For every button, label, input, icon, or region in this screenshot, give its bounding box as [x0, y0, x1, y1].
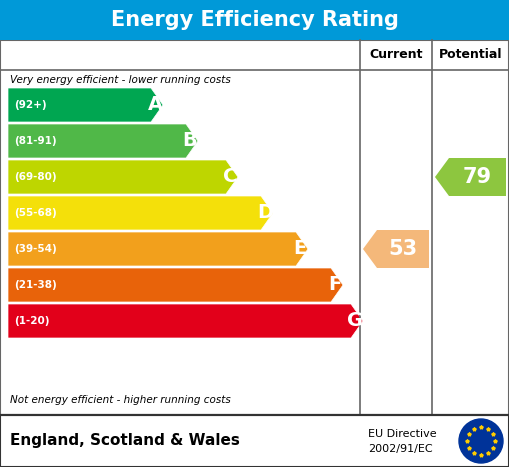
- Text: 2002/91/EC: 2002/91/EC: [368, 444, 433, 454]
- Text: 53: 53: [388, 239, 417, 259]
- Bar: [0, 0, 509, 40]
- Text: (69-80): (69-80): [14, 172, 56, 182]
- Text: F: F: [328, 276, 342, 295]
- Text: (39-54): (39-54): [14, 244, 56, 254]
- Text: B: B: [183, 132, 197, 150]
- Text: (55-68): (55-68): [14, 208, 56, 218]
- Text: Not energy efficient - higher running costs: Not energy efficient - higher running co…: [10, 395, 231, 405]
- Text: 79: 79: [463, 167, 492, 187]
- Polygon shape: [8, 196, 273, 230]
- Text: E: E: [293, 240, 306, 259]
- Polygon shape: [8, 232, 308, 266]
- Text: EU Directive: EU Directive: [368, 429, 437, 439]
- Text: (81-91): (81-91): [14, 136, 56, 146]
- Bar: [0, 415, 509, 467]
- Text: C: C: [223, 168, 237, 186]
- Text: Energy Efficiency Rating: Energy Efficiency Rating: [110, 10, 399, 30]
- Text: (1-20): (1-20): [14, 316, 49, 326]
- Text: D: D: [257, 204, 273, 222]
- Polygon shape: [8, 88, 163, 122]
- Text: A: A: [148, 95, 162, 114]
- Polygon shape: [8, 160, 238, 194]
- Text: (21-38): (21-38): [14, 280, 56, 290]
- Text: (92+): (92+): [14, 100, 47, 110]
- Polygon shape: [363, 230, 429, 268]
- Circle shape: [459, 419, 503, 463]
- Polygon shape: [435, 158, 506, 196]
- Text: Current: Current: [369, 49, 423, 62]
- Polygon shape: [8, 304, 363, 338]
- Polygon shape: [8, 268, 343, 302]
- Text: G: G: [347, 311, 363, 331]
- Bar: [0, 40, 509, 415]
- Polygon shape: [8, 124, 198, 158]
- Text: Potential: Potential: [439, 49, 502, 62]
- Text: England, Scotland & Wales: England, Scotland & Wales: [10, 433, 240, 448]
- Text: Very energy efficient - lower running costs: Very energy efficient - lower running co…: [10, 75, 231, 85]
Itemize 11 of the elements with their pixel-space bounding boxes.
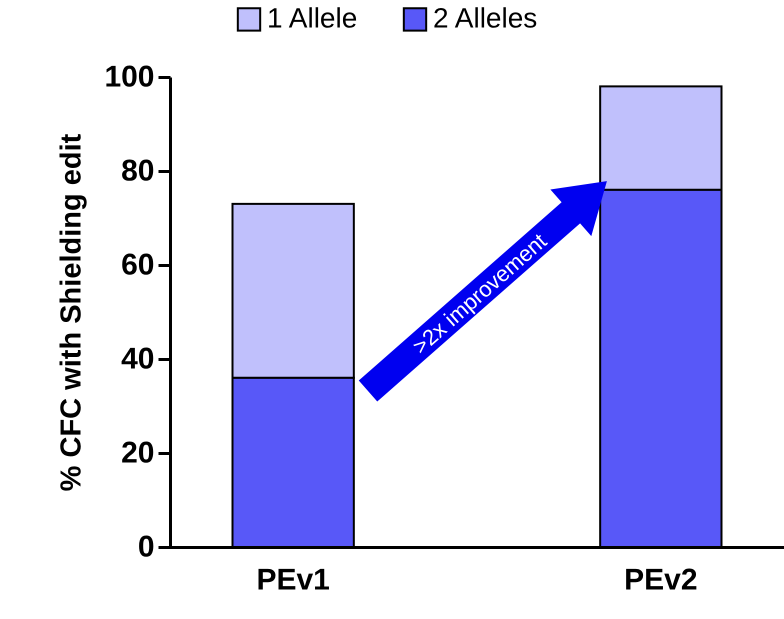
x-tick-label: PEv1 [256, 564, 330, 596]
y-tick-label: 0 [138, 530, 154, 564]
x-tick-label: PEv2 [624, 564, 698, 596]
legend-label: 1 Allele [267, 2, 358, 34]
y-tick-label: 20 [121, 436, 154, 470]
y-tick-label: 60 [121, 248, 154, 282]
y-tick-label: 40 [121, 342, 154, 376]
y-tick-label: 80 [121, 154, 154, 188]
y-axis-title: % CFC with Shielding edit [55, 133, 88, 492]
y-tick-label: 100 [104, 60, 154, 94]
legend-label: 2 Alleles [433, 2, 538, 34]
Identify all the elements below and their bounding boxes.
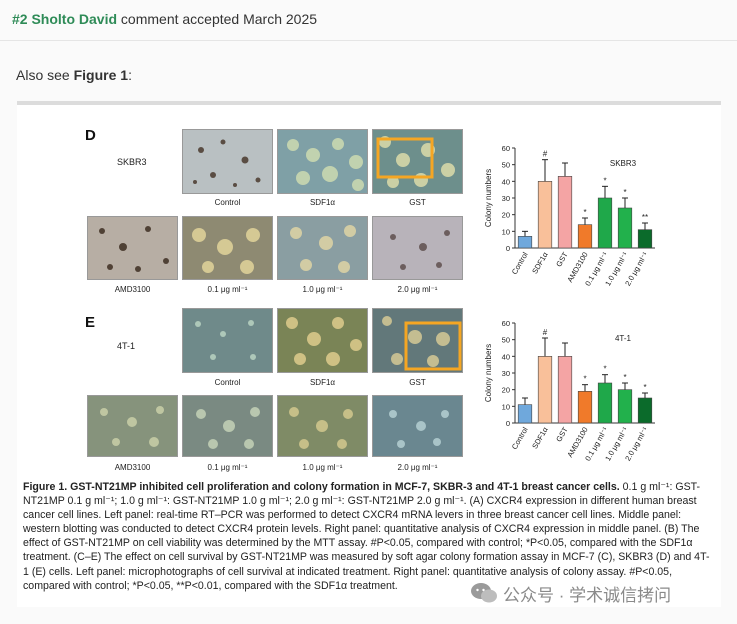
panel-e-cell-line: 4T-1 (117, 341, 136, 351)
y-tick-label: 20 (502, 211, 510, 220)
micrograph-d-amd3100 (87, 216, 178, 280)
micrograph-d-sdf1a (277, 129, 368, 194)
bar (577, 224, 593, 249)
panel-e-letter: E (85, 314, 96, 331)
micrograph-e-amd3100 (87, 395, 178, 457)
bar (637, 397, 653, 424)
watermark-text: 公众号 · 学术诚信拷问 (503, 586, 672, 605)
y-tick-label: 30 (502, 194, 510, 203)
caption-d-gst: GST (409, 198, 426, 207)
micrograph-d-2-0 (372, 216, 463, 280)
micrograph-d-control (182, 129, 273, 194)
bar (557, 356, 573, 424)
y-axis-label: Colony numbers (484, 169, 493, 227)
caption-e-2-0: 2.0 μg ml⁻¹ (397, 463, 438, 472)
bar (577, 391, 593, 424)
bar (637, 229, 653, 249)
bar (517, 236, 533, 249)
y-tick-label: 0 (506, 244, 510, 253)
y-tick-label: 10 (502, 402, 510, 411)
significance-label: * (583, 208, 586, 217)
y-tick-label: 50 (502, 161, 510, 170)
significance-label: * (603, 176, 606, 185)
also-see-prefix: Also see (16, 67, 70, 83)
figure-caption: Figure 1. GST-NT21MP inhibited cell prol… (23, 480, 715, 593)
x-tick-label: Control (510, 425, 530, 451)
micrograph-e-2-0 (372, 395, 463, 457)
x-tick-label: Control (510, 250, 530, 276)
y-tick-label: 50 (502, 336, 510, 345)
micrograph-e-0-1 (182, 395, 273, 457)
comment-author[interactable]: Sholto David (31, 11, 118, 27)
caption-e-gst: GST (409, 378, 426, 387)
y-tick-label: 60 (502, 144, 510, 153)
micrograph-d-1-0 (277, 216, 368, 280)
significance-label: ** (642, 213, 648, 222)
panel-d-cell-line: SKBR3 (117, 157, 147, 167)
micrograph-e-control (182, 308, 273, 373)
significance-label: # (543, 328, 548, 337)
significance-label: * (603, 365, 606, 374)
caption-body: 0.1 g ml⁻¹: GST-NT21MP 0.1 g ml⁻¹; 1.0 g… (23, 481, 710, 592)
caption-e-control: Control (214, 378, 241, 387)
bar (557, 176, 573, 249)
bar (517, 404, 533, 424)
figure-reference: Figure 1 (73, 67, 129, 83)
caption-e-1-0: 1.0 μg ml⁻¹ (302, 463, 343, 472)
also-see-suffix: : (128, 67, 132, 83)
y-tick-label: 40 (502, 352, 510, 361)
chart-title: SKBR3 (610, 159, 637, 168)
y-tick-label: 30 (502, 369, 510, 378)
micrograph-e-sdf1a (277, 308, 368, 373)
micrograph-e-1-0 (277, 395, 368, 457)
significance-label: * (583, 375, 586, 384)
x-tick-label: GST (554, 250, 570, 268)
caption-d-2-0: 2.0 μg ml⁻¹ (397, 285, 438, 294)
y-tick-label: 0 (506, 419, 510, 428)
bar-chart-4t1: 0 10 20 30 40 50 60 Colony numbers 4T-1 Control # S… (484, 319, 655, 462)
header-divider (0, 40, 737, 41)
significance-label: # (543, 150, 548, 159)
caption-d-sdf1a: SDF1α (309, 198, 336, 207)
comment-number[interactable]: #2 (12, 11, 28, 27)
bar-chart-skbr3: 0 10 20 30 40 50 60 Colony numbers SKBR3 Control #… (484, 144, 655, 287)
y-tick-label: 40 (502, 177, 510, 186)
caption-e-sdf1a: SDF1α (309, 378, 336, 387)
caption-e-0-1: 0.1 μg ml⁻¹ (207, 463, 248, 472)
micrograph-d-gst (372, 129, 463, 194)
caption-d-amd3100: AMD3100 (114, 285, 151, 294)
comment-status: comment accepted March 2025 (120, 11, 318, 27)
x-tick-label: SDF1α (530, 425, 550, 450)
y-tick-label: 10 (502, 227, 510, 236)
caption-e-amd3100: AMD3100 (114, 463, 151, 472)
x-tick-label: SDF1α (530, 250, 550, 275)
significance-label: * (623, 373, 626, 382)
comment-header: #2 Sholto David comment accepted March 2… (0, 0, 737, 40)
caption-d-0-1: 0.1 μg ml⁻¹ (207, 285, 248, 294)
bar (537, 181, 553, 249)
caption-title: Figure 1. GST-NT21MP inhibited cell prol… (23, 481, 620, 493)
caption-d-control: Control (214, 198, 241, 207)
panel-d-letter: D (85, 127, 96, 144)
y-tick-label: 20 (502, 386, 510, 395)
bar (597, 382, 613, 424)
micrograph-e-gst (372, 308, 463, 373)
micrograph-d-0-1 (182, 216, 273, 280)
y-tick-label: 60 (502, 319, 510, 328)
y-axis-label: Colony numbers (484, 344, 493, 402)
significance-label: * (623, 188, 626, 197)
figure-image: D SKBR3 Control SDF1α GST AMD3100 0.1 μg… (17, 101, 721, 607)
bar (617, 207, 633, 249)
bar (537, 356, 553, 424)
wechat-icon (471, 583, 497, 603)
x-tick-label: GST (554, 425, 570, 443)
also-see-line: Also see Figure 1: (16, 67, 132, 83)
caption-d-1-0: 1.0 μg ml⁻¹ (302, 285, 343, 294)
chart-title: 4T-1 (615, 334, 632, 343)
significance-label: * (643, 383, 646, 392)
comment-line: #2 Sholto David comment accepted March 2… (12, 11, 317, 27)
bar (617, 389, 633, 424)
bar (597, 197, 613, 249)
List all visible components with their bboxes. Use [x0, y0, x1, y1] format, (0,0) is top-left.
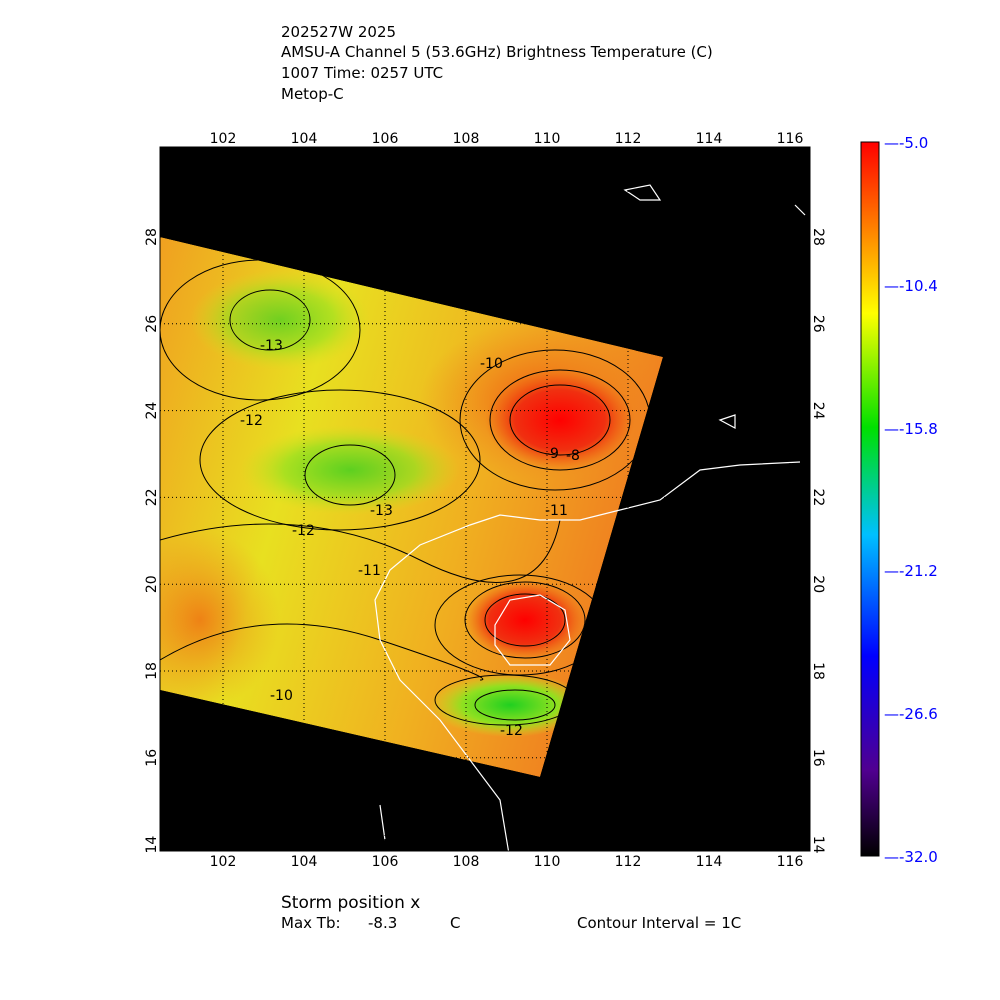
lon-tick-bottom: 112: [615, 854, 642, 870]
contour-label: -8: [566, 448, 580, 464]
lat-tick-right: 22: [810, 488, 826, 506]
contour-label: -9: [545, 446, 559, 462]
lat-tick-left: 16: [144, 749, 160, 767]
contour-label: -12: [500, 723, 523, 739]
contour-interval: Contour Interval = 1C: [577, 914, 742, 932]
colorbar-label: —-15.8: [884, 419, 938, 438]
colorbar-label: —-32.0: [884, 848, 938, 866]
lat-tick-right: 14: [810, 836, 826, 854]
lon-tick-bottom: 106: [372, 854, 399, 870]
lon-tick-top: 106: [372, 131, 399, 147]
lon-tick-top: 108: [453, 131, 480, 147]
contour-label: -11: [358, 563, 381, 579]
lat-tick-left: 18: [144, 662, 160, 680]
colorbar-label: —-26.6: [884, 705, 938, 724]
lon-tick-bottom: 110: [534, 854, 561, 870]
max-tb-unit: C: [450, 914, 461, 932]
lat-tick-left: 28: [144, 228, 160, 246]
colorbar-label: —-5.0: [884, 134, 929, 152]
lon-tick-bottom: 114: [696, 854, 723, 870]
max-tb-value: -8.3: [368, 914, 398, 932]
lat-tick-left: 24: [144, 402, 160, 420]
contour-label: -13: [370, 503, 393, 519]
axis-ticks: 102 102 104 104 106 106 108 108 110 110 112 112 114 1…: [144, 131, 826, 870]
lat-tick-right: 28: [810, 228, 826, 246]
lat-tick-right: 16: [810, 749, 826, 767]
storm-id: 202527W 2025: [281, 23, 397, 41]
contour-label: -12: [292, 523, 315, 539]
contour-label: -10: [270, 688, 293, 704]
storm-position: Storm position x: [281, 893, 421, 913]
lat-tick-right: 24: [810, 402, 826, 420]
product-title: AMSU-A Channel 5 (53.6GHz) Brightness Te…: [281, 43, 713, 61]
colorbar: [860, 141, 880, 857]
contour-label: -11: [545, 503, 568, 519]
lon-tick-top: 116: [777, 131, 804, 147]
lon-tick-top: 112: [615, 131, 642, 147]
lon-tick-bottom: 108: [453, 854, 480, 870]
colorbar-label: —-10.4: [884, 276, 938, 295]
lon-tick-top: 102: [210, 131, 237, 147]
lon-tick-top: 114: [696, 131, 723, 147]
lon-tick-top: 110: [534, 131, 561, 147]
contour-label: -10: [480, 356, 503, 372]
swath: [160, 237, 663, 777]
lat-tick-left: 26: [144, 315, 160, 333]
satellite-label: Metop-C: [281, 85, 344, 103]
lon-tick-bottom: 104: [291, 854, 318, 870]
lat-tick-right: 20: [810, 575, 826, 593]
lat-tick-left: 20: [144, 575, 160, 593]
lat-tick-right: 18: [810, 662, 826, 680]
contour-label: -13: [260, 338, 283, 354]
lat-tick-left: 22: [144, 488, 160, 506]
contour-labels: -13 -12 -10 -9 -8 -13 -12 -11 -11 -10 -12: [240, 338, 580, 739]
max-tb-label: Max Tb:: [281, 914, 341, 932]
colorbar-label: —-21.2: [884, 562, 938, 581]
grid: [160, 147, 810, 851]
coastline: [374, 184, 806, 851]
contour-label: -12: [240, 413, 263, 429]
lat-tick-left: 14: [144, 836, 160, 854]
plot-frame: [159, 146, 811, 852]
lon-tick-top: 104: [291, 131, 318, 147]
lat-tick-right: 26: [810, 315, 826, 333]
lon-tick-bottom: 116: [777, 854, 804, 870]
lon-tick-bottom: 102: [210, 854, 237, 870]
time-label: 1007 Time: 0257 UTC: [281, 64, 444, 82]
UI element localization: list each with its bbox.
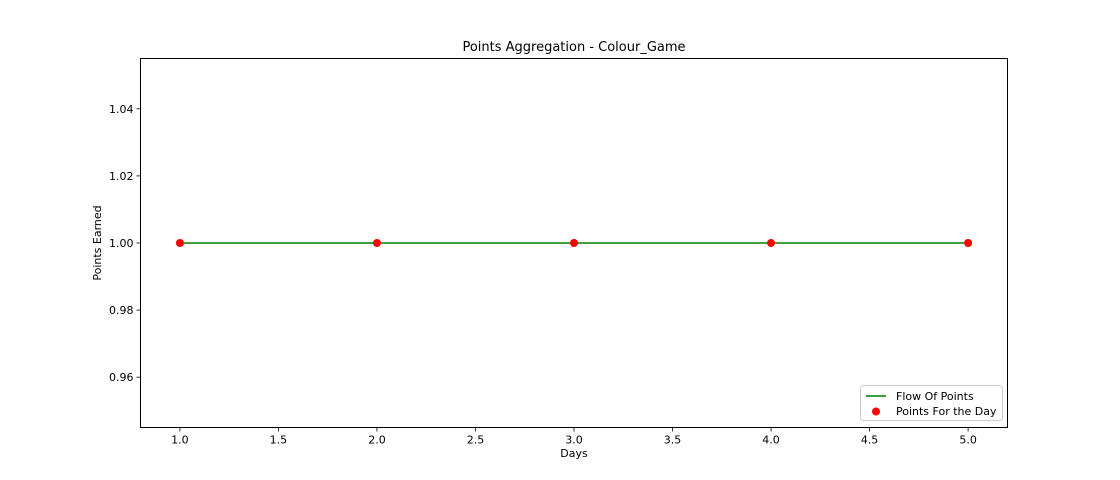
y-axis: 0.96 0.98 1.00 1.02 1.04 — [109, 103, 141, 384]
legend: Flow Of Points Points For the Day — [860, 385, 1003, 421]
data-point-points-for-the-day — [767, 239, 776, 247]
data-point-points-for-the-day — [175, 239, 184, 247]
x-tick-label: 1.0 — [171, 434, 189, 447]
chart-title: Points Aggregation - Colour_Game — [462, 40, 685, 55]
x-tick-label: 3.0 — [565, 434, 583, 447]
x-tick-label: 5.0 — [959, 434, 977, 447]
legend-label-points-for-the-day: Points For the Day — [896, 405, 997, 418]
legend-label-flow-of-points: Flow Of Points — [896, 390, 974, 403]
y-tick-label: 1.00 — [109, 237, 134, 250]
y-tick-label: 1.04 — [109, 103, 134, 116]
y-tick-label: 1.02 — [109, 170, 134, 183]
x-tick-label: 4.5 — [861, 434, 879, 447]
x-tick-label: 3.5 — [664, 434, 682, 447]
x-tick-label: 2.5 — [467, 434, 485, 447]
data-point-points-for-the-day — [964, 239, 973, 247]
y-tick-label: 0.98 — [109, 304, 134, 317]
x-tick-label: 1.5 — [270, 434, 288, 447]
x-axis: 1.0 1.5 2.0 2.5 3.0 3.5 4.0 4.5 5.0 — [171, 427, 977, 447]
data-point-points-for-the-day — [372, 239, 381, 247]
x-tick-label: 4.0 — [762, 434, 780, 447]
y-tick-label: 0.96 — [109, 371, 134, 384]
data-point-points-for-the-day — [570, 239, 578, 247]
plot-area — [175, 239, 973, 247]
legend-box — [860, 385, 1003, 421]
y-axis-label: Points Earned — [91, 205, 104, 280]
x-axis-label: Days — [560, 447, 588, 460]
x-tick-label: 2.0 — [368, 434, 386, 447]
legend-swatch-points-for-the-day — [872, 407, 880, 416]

---------------

▸ **EXERCISE PROMPT**: Gather every line in the records above that contains the string "data" and copy each one in full. Case counts when matching.

▸ **COMPLETE OUTPUT**:
data-point-points-for-the-day — [767, 239, 776, 247]
data-point-points-for-the-day — [175, 239, 184, 247]
data-point-points-for-the-day — [964, 239, 973, 247]
data-point-points-for-the-day — [372, 239, 381, 247]
data-point-points-for-the-day — [570, 239, 578, 247]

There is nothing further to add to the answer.